Exercise — Retype all of the data exactly as given.

Extracted data entries
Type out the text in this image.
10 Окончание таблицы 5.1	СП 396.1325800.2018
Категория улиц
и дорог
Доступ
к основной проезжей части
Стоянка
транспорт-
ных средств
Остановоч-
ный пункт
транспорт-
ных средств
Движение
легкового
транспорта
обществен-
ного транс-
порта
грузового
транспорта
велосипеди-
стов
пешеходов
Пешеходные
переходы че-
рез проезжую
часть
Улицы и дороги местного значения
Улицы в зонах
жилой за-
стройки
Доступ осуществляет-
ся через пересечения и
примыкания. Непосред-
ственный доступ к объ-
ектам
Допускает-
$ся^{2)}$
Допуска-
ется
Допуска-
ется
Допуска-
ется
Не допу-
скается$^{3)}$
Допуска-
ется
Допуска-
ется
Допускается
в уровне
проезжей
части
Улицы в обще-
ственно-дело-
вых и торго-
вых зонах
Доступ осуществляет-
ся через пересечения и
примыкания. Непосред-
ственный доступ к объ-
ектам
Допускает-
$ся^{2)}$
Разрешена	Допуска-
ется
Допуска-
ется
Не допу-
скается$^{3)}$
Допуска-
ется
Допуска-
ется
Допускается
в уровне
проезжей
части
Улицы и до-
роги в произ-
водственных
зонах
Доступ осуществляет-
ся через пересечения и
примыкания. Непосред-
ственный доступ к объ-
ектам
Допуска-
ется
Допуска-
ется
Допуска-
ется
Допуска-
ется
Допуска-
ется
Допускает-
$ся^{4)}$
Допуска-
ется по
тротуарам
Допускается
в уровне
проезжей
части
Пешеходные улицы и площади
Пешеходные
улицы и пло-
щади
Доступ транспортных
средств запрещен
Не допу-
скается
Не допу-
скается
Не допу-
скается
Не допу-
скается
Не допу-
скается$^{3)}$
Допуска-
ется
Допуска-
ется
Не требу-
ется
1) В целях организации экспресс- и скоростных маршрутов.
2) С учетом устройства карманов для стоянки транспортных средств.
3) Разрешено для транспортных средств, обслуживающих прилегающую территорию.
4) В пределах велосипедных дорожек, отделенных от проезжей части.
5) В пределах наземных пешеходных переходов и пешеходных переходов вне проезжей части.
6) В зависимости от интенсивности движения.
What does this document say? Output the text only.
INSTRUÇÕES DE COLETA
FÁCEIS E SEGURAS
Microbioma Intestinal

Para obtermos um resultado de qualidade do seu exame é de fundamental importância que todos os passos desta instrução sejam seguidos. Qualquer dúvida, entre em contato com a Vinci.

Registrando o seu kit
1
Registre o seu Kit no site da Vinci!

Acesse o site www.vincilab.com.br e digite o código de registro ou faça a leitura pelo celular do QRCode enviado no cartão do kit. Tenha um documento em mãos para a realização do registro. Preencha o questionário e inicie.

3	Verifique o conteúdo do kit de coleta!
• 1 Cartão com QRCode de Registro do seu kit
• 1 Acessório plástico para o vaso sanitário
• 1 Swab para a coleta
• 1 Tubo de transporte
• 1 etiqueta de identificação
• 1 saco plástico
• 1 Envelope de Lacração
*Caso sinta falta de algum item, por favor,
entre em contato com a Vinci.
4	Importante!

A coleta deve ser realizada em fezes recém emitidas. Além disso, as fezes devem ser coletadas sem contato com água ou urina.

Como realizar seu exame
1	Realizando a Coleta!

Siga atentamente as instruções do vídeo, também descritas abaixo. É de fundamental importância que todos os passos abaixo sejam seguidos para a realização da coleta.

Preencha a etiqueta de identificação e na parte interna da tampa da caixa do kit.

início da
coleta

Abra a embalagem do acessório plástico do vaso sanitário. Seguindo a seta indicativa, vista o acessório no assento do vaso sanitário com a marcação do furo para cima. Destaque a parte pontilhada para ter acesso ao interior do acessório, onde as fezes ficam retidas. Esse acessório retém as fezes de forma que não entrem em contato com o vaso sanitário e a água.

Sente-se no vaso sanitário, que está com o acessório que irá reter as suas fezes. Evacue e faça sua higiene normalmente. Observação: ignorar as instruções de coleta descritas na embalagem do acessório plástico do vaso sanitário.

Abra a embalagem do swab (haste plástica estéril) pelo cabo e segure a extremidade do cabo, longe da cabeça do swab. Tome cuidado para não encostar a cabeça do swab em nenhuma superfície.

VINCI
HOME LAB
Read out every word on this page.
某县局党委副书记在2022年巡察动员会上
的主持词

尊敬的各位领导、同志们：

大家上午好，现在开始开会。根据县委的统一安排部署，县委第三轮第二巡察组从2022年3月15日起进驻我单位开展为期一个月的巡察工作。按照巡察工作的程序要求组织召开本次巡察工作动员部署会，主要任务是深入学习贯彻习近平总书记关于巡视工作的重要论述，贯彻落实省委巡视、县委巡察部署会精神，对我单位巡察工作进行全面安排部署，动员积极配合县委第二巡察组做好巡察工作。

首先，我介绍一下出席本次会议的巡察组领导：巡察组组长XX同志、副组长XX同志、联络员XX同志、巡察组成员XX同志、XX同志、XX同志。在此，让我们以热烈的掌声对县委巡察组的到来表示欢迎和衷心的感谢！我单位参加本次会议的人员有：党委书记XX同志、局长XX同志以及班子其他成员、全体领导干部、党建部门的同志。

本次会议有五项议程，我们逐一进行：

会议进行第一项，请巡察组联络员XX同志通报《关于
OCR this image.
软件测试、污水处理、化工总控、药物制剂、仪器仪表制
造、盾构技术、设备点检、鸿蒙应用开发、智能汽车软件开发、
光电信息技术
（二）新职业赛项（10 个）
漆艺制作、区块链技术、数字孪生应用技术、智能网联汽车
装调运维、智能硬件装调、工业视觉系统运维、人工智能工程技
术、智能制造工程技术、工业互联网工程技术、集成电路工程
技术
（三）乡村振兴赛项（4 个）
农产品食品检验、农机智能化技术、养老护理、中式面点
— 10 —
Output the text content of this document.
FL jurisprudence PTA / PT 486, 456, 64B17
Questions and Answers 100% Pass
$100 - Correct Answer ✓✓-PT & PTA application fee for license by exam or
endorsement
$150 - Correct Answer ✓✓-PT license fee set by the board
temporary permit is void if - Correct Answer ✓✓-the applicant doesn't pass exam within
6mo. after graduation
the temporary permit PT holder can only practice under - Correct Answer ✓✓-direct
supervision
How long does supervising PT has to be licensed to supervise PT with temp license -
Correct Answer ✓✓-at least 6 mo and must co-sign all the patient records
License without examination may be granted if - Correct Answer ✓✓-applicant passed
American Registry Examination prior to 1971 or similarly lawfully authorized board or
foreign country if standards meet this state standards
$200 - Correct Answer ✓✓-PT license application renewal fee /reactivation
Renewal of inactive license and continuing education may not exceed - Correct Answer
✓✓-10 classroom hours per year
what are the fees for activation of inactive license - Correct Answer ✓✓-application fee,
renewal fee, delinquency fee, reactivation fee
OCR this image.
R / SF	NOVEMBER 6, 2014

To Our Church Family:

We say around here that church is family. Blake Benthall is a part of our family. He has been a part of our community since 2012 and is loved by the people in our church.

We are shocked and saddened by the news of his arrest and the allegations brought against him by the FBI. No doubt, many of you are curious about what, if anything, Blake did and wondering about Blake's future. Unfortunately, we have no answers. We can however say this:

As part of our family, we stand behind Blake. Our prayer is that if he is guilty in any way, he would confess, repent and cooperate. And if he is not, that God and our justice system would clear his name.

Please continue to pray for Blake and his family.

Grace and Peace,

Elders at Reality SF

Answer to the exercise —
Type out the text in this image.
10 Окончание таблицы 5.1	СП 396.1325800.2018
Категория улиц
и дорог
Доступ
к основной проезжей части
Стоянка
транспорт-
ных средств
Остановоч-
ный пункт
транспорт-
ных средств
Движение
легкового
транспорта
обществен-
ного транс-
порта
грузового
транспорта
велосипеди-
стов
пешеходов
Пешеходные
переходы че-
рез проезжую
часть
Улицы и дороги местного значения
Улицы в зонах
жилой за-
стройки
Доступ осуществляет-
ся через пересечения и
примыкания. Непосред-
ственный доступ к объ-
ектам
Допускает-
$ся^{2)}$
Допуска-
ется
Допуска-
ется
Допуска-
ется
Не допу-
скается$^{3)}$
Допуска-
ется
Допуска-
ется
Допускается
в уровне
проезжей
части
Улицы в обще-
ственно-дело-
вых и торго-
вых зонах
Доступ осуществляет-
ся через пересечения и
примыкания. Непосред-
ственный доступ к объ-
ектам
Допускает-
$ся^{2)}$
Разрешена	Допуска-
ется
Допуска-
ется
Не допу-
скается$^{3)}$
Допуска-
ется
Допуска-
ется
Допускается
в уровне
проезжей
части
Улицы и до-
роги в произ-
водственных
зонах
Доступ осуществляет-
ся через пересечения и
примыкания. Непосред-
ственный доступ к объ-
ектам
Допуска-
ется
Допуска-
ется
Допуска-
ется
Допуска-
ется
Допуска-
ется
Допускает-
$ся^{4)}$
Допуска-
ется по
тротуарам
Допускается
в уровне
проезжей
части
Пешеходные улицы и площади
Пешеходные
улицы и пло-
щади
Доступ транспортных
средств запрещен
Не допу-
скается
Не допу-
скается
Не допу-
скается
Не допу-
скается
Не допу-
скается$^{3)}$
Допуска-
ется
Допуска-
ется
Не требу-
ется
1) В целях организации экспресс- и скоростных маршрутов.
2) С учетом устройства карманов для стоянки транспортных средств.
3) Разрешено для транспортных средств, обслуживающих прилегающую территорию.
4) В пределах велосипедных дорожек, отделенных от проезжей части.
5) В пределах наземных пешеходных переходов и пешеходных переходов вне проезжей части.
6) В зависимости от интенсивности движения.
What does this document say? Output the text only.
INSTRUÇÕES DE COLETA
FÁCEIS E SEGURAS
Microbioma Intestinal

Para obtermos um resultado de qualidade do seu exame é de fundamental importância que todos os passos desta instrução sejam seguidos. Qualquer dúvida, entre em contato com a Vinci.

Registrando o seu kit
1
Registre o seu Kit no site da Vinci!

Acesse o site www.vincilab.com.br e digite o código de registro ou faça a leitura pelo celular do QRCode enviado no cartão do kit. Tenha um documento em mãos para a realização do registro. Preencha o questionário e inicie.

3	Verifique o conteúdo do kit de coleta!
• 1 Cartão com QRCode de Registro do seu kit
• 1 Acessório plástico para o vaso sanitário
• 1 Swab para a coleta
• 1 Tubo de transporte
• 1 etiqueta de identificação
• 1 saco plástico
• 1 Envelope de Lacração
*Caso sinta falta de algum item, por favor,
entre em contato com a Vinci.
4	Importante!

A coleta deve ser realizada em fezes recém emitidas. Além disso, as fezes devem ser coletadas sem contato com água ou urina.

Como realizar seu exame
1	Realizando a Coleta!

Siga atentamente as instruções do vídeo, também descritas abaixo. É de fundamental importância que todos os passos abaixo sejam seguidos para a realização da coleta.

Preencha a etiqueta de identificação e na parte interna da tampa da caixa do kit.

início da
coleta

Abra a embalagem do acessório plástico do vaso sanitário. Seguindo a seta indicativa, vista o acessório no assento do vaso sanitário com a marcação do furo para cima. Destaque a parte pontilhada para ter acesso ao interior do acessório, onde as fezes ficam retidas. Esse acessório retém as fezes de forma que não entrem em contato com o vaso sanitário e a água.

Sente-se no vaso sanitário, que está com o acessório que irá reter as suas fezes. Evacue e faça sua higiene normalmente. Observação: ignorar as instruções de coleta descritas na embalagem do acessório plástico do vaso sanitário.

Abra a embalagem do swab (haste plástica estéril) pelo cabo e segure a extremidade do cabo, longe da cabeça do swab. Tome cuidado para não encostar a cabeça do swab em nenhuma superfície.

VINCI
HOME LAB
Read out every word on this page.
某县局党委副书记在2022年巡察动员会上
的主持词

尊敬的各位领导、同志们：

大家上午好，现在开始开会。根据县委的统一安排部署，县委第三轮第二巡察组从2022年3月15日起进驻我单位开展为期一个月的巡察工作。按照巡察工作的程序要求组织召开本次巡察工作动员部署会，主要任务是深入学习贯彻习近平总书记关于巡视工作的重要论述，贯彻落实省委巡视、县委巡察部署会精神，对我单位巡察工作进行全面安排部署，动员积极配合县委第二巡察组做好巡察工作。

首先，我介绍一下出席本次会议的巡察组领导：巡察组组长XX同志、副组长XX同志、联络员XX同志、巡察组成员XX同志、XX同志、XX同志。在此，让我们以热烈的掌声对县委巡察组的到来表示欢迎和衷心的感谢！我单位参加本次会议的人员有：党委书记XX同志、局长XX同志以及班子其他成员、全体领导干部、党建部门的同志。

本次会议有五项议程，我们逐一进行：

会议进行第一项，请巡察组联络员XX同志通报《关于
OCR this image.
软件测试、污水处理、化工总控、药物制剂、仪器仪表制
造、盾构技术、设备点检、鸿蒙应用开发、智能汽车软件开发、
光电信息技术
（二）新职业赛项（10 个）
漆艺制作、区块链技术、数字孪生应用技术、智能网联汽车
装调运维、智能硬件装调、工业视觉系统运维、人工智能工程技
术、智能制造工程技术、工业互联网工程技术、集成电路工程
技术
（三）乡村振兴赛项（4 个）
农产品食品检验、农机智能化技术、养老护理、中式面点
— 10 —
Output the text content of this document.
FL jurisprudence PTA / PT 486, 456, 64B17
Questions and Answers 100% Pass
$100 - Correct Answer ✓✓-PT & PTA application fee for license by exam or
endorsement
$150 - Correct Answer ✓✓-PT license fee set by the board
temporary permit is void if - Correct Answer ✓✓-the applicant doesn't pass exam within
6mo. after graduation
the temporary permit PT holder can only practice under - Correct Answer ✓✓-direct
supervision
How long does supervising PT has to be licensed to supervise PT with temp license -
Correct Answer ✓✓-at least 6 mo and must co-sign all the patient records
License without examination may be granted if - Correct Answer ✓✓-applicant passed
American Registry Examination prior to 1971 or similarly lawfully authorized board or
foreign country if standards meet this state standards
$200 - Correct Answer ✓✓-PT license application renewal fee /reactivation
Renewal of inactive license and continuing education may not exceed - Correct Answer
✓✓-10 classroom hours per year
what are the fees for activation of inactive license - Correct Answer ✓✓-application fee,
renewal fee, delinquency fee, reactivation fee
OCR this image.
R / SF	NOVEMBER 6, 2014

To Our Church Family:

We say around here that church is family. Blake Benthall is a part of our family. He has been a part of our community since 2012 and is loved by the people in our church.

We are shocked and saddened by the news of his arrest and the allegations brought against him by the FBI. No doubt, many of you are curious about what, if anything, Blake did and wondering about Blake's future. Unfortunately, we have no answers. We can however say this:

As part of our family, we stand behind Blake. Our prayer is that if he is guilty in any way, he would confess, repent and cooperate. And if he is not, that God and our justice system would clear his name.

Please continue to pray for Blake and his family.

Grace and Peace,

Elders at Reality SF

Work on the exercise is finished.